- **Exercise objective**
Check each line of the listing for the string "JSON", count the lines that have it, and answer with that number only.

- **Supplied material**
· · ·

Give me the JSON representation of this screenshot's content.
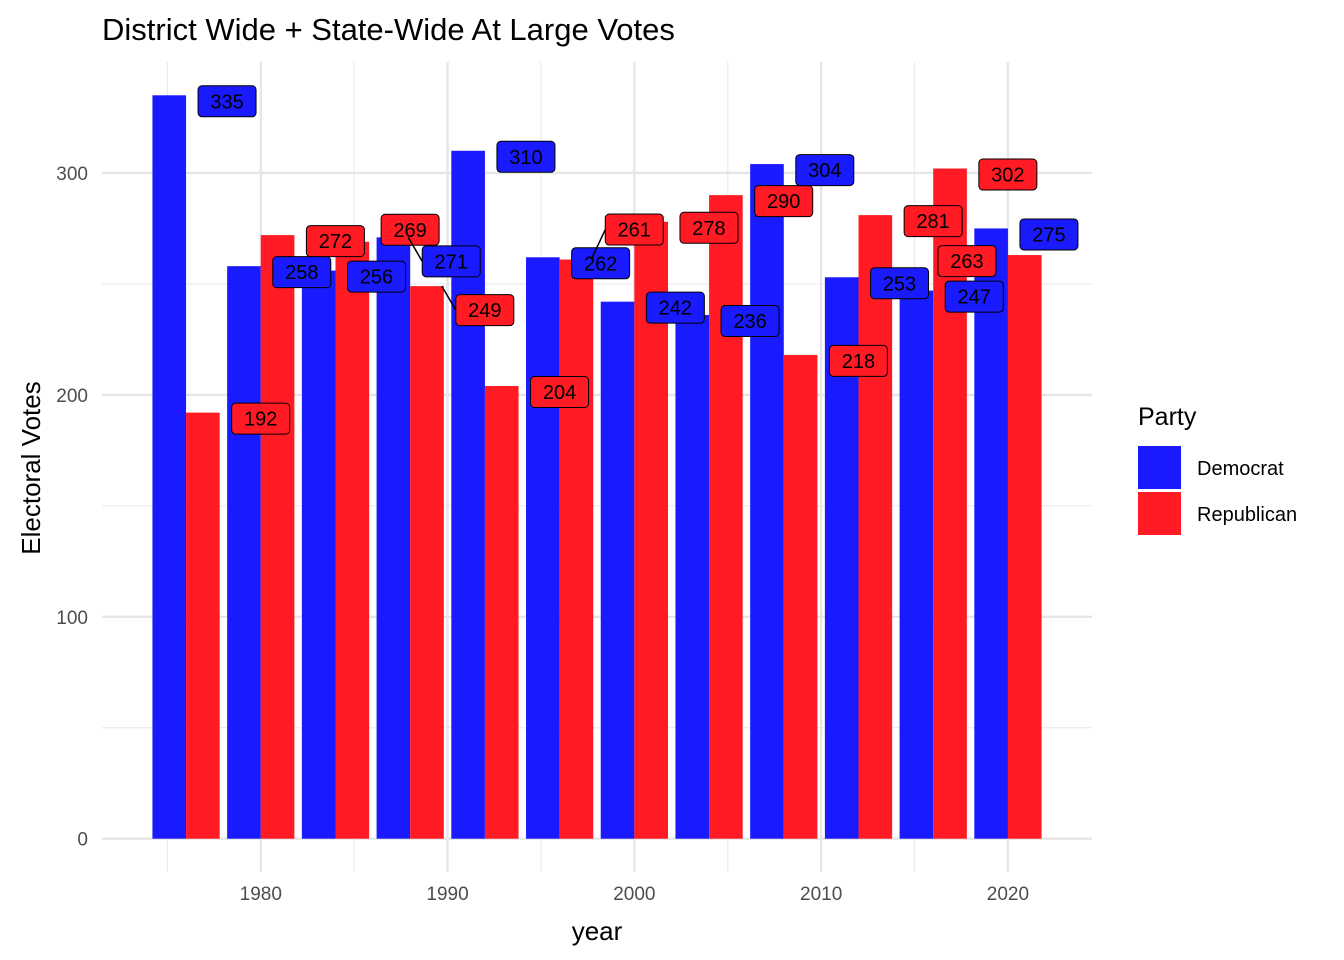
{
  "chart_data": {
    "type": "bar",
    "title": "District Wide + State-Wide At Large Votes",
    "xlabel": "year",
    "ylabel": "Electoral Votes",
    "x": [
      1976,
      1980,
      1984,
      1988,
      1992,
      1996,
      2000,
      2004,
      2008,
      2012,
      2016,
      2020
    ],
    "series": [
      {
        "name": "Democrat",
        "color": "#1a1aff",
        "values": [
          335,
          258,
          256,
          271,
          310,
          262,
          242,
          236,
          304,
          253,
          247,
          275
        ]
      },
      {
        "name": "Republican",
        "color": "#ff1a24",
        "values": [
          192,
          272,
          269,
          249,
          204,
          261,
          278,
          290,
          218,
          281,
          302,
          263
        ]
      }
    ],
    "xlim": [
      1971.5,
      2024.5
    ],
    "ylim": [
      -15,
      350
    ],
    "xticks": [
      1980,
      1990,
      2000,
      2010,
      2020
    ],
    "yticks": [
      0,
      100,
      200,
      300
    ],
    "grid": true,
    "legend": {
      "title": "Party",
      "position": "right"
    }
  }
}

· · ·

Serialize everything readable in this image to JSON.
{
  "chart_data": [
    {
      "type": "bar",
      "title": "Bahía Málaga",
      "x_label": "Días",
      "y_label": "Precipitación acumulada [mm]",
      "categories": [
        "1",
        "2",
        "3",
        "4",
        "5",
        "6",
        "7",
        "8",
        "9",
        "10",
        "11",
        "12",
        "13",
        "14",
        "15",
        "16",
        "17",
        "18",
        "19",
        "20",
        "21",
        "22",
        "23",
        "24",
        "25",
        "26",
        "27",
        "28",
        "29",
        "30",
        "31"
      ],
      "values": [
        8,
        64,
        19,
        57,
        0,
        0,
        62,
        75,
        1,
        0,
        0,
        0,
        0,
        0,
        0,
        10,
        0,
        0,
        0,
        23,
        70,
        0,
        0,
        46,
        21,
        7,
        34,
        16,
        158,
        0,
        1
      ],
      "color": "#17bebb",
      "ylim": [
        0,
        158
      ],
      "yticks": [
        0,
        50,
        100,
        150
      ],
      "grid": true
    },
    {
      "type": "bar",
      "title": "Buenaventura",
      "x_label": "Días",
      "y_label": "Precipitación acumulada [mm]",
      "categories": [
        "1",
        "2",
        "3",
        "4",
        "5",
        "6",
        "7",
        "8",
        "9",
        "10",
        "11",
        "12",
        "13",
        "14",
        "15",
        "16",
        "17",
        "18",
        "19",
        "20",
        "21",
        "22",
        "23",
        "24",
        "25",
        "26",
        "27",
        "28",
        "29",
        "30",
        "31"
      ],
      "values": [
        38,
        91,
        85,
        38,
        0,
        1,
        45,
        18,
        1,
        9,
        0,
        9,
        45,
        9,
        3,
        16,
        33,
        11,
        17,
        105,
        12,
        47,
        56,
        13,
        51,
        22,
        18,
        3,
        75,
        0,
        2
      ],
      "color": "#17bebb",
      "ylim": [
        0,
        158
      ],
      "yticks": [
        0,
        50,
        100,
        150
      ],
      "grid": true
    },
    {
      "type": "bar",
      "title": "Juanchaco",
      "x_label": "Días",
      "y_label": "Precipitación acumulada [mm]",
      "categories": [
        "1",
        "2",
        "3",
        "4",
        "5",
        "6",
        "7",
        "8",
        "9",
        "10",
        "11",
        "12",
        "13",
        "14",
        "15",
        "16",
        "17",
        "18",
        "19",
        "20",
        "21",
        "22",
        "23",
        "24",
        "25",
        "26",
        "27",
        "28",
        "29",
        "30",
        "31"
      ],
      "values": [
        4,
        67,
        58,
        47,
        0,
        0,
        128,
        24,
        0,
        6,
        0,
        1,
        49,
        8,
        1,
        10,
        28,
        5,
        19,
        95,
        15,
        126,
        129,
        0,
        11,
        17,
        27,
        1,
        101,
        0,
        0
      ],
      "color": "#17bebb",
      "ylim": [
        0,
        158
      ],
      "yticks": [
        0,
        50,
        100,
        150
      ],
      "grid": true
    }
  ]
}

· · ·

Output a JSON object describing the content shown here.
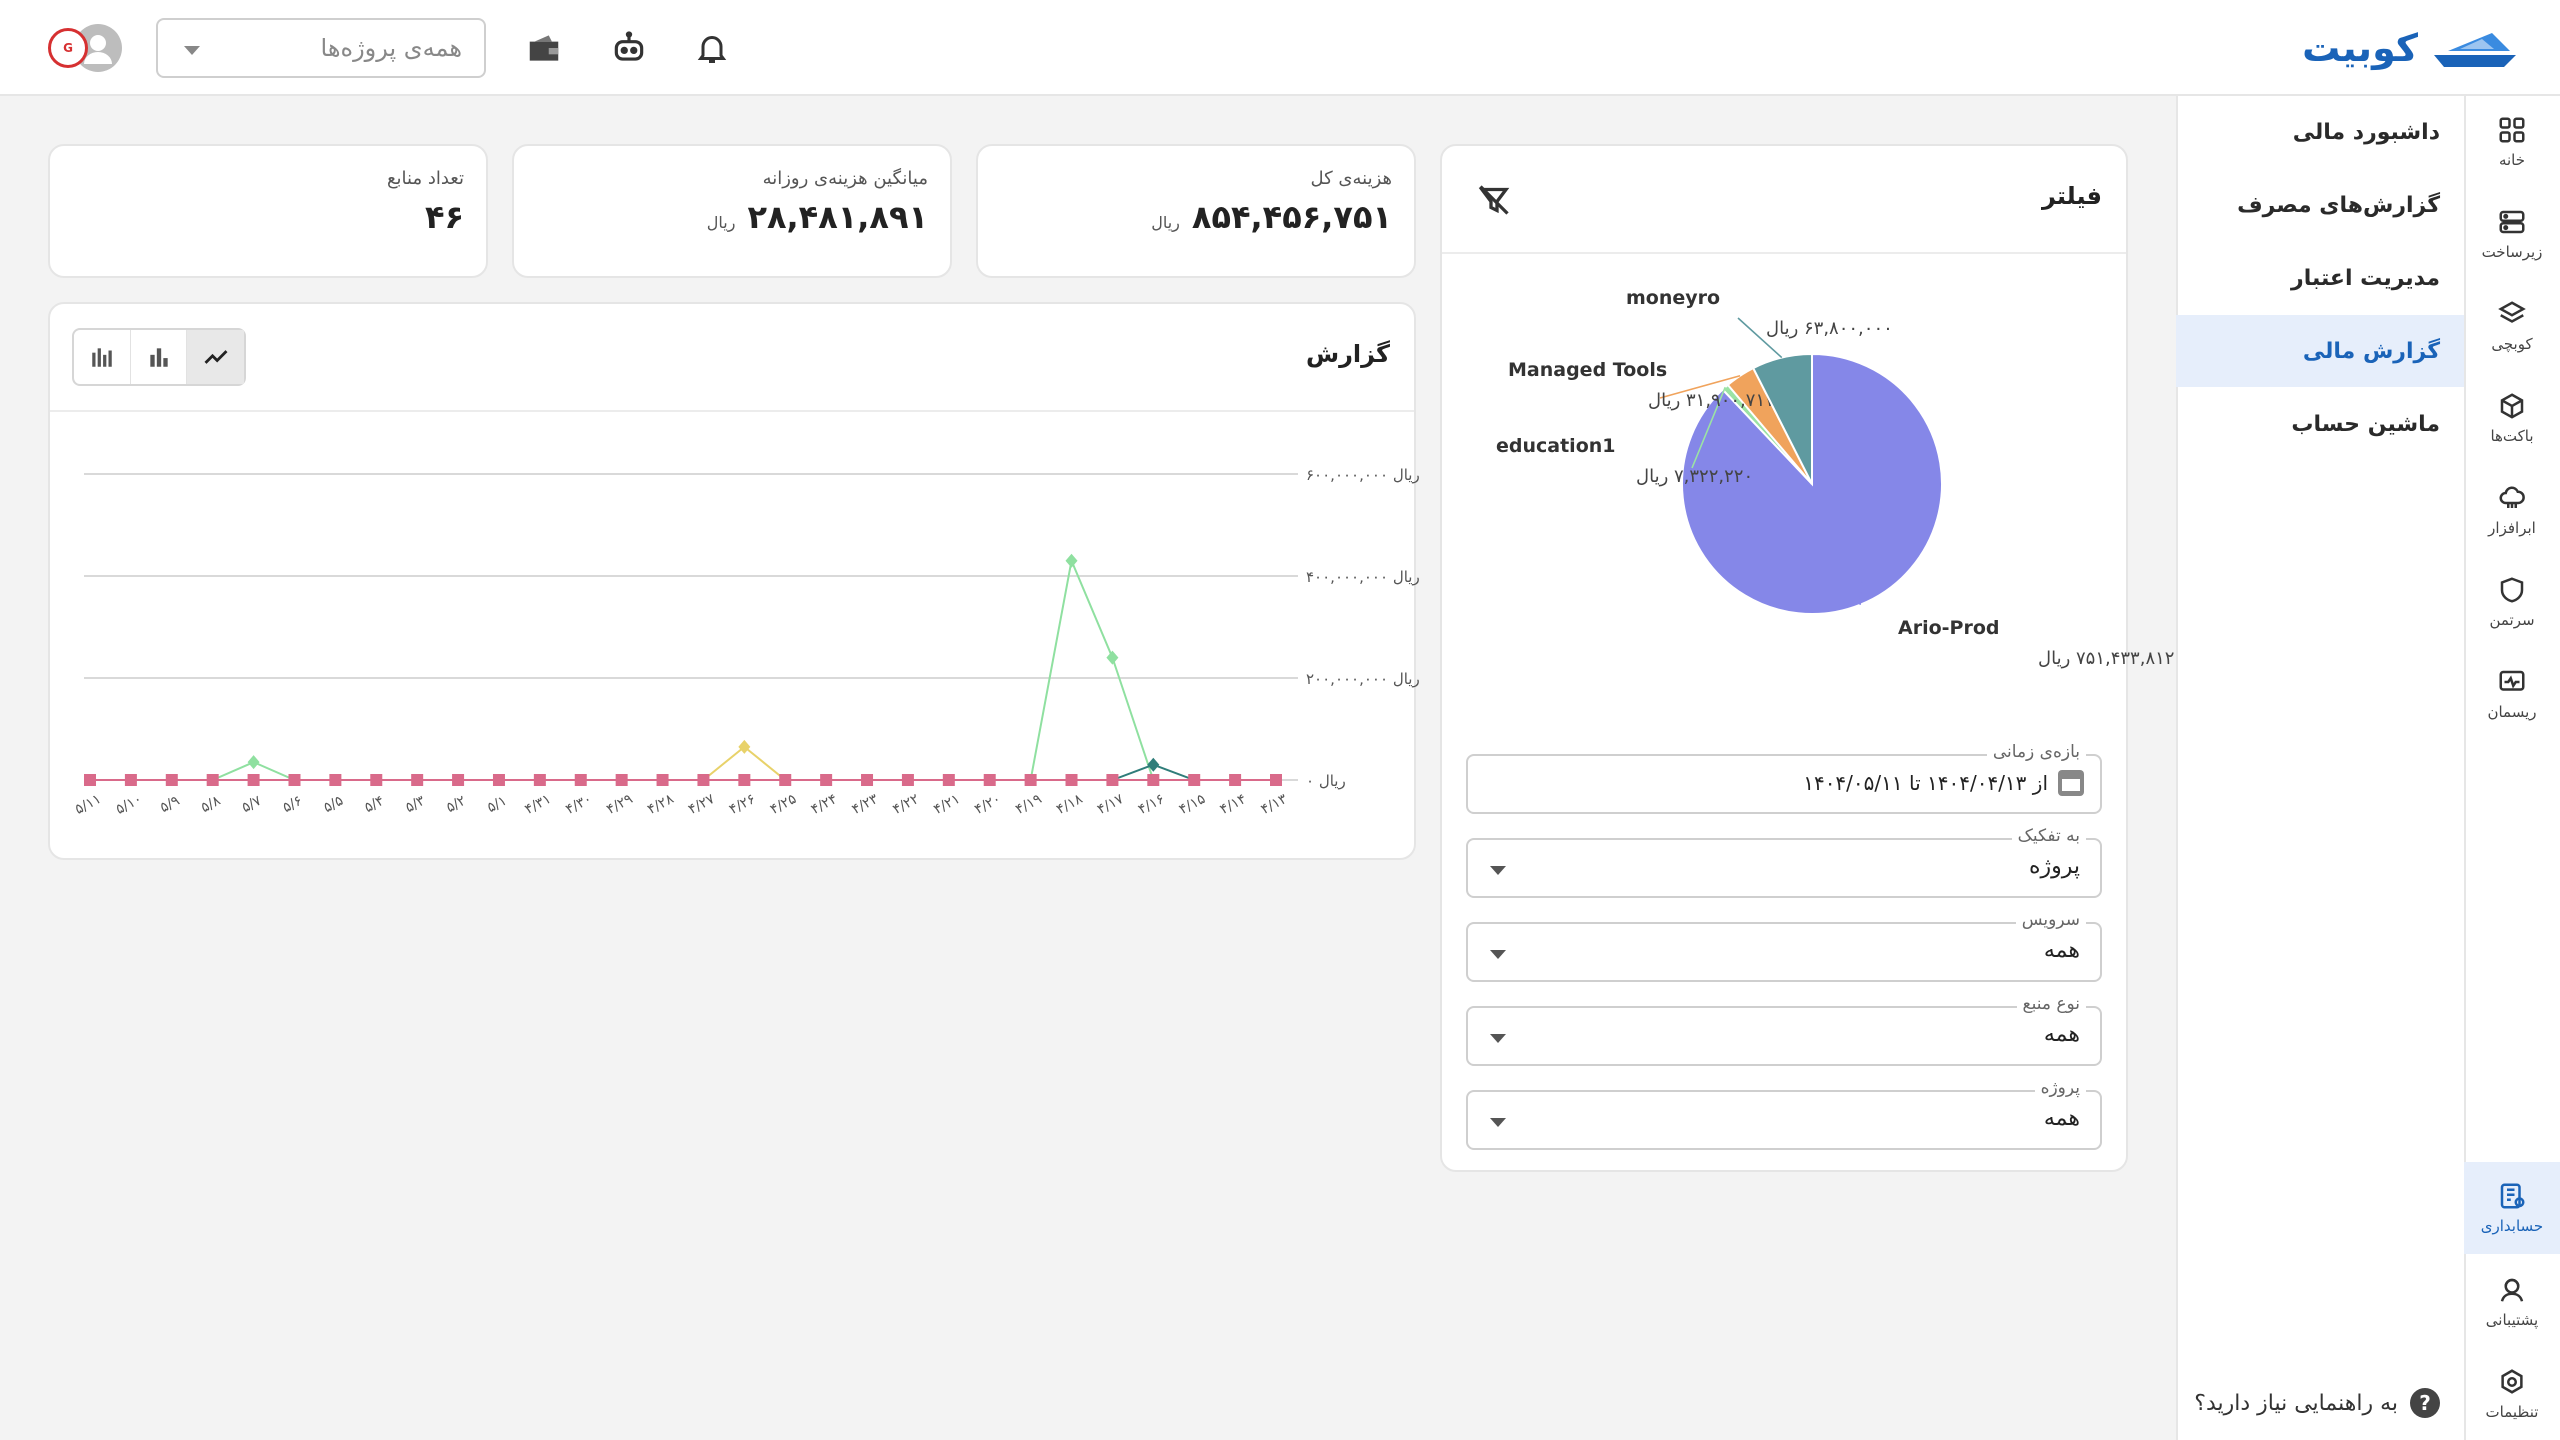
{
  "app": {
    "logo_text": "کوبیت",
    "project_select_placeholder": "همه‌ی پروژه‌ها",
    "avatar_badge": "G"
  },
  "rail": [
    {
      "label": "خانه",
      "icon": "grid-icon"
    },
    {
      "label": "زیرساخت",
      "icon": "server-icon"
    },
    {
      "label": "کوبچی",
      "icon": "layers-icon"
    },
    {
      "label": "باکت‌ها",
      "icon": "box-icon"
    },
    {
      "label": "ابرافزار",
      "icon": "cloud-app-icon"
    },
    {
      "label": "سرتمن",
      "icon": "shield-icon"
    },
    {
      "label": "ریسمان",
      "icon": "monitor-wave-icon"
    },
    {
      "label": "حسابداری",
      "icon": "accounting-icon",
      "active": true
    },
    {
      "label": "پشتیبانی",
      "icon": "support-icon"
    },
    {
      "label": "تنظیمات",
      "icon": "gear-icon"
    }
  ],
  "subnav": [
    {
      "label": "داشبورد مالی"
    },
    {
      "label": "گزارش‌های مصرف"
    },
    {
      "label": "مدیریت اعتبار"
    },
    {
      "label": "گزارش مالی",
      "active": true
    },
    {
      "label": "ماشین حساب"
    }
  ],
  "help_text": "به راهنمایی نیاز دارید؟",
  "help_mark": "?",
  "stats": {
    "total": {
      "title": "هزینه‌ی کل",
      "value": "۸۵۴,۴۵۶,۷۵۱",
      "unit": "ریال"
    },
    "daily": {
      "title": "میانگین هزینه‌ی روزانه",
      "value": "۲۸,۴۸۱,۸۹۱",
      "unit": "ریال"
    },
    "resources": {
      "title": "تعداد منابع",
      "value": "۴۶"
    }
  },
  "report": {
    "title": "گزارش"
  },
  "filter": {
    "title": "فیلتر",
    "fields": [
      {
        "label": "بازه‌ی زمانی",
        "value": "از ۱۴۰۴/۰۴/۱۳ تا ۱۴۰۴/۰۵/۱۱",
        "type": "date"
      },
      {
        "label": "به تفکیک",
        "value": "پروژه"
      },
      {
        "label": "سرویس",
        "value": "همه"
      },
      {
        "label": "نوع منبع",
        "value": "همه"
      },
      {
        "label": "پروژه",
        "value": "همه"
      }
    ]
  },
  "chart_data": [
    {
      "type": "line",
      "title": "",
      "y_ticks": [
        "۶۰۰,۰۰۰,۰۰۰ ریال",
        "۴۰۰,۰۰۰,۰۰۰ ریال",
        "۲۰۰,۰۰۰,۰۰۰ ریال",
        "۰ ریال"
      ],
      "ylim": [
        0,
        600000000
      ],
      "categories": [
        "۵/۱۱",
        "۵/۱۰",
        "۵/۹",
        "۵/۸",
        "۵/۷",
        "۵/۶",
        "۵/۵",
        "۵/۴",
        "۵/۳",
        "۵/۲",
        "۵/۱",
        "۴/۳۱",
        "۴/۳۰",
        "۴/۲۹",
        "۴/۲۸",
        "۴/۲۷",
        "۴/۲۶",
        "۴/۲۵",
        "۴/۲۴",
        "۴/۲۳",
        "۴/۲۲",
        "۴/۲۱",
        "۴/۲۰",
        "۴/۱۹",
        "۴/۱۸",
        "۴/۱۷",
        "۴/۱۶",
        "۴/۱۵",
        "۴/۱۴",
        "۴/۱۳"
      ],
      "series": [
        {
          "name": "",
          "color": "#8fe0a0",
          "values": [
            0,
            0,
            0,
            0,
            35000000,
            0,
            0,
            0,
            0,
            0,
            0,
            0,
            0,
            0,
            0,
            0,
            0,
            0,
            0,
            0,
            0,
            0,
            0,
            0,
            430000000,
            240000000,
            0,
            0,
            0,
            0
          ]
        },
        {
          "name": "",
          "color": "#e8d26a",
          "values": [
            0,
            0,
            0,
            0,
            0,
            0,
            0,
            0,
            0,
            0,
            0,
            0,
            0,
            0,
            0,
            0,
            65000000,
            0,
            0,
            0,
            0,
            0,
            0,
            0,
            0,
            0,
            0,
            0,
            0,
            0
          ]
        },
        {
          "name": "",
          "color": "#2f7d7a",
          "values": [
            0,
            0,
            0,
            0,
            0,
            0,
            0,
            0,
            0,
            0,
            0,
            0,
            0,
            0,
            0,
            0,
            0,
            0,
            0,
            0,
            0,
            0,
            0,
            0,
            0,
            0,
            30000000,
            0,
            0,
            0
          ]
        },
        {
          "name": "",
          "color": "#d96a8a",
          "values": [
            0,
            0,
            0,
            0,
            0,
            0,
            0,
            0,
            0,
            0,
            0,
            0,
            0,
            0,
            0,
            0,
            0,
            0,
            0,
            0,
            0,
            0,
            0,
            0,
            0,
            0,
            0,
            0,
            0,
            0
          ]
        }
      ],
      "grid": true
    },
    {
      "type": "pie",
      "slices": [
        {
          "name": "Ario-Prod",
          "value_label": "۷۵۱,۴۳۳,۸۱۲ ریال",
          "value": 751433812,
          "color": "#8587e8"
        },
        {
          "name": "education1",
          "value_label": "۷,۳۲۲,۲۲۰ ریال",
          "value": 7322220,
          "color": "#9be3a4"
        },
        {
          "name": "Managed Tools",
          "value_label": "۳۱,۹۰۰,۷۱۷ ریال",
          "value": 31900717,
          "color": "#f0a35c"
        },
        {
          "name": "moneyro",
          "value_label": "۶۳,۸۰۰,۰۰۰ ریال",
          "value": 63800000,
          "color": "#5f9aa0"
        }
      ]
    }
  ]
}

· · ·

- **Written solution**
3